▶ Extracts from a graphics dataset

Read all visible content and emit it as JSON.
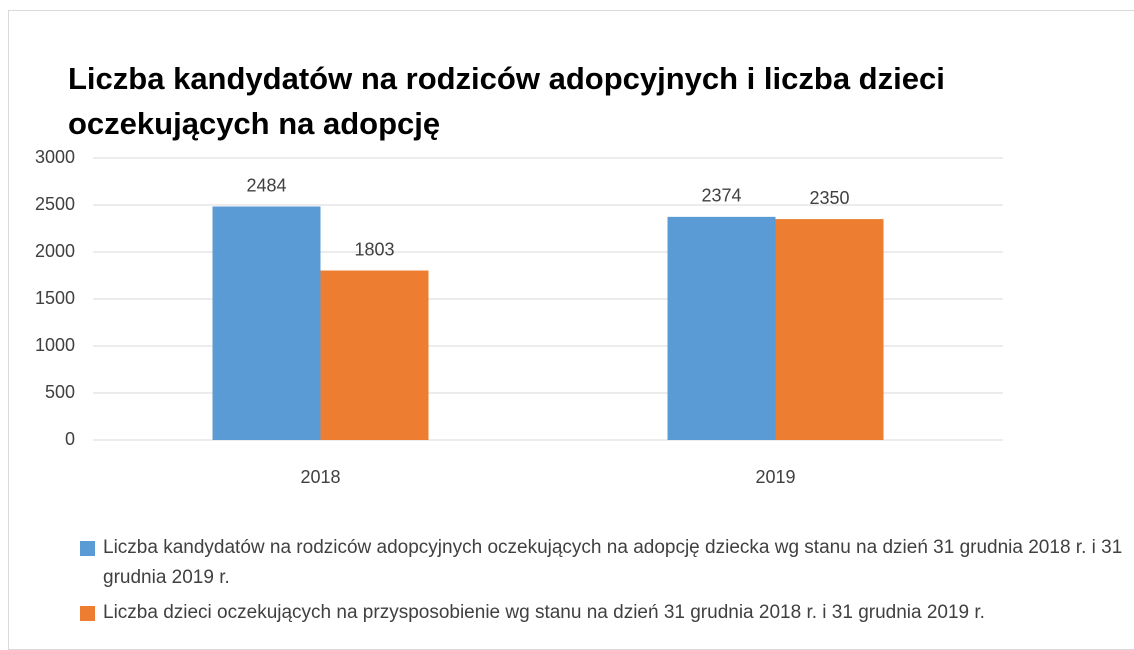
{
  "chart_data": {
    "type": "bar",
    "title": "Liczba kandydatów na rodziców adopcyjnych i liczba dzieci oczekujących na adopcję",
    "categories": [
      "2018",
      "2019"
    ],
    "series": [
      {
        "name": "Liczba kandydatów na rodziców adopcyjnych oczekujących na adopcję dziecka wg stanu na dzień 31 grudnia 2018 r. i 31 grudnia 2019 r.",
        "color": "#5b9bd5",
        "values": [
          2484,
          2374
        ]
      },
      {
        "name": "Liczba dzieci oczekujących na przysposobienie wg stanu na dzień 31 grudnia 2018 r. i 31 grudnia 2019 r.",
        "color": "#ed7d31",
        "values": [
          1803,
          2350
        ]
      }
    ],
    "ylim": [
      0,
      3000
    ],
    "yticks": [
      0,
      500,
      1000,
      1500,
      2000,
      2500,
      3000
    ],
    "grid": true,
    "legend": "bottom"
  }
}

▶ Requirement
Repeat the material above word for word, please, apart from its images.

▶ Complete answer
Read all visible content and emit it as JSON.
{
  "chart_data": {
    "type": "bar",
    "title": "Liczba kandydatów na rodziców adopcyjnych i liczba dzieci oczekujących na adopcję",
    "categories": [
      "2018",
      "2019"
    ],
    "series": [
      {
        "name": "Liczba kandydatów na rodziców adopcyjnych oczekujących na adopcję dziecka wg stanu na dzień 31 grudnia 2018 r. i 31 grudnia 2019 r.",
        "color": "#5b9bd5",
        "values": [
          2484,
          2374
        ]
      },
      {
        "name": "Liczba dzieci oczekujących na przysposobienie wg stanu na dzień 31 grudnia 2018 r. i 31 grudnia 2019 r.",
        "color": "#ed7d31",
        "values": [
          1803,
          2350
        ]
      }
    ],
    "ylim": [
      0,
      3000
    ],
    "yticks": [
      0,
      500,
      1000,
      1500,
      2000,
      2500,
      3000
    ],
    "grid": true,
    "legend": "bottom"
  }
}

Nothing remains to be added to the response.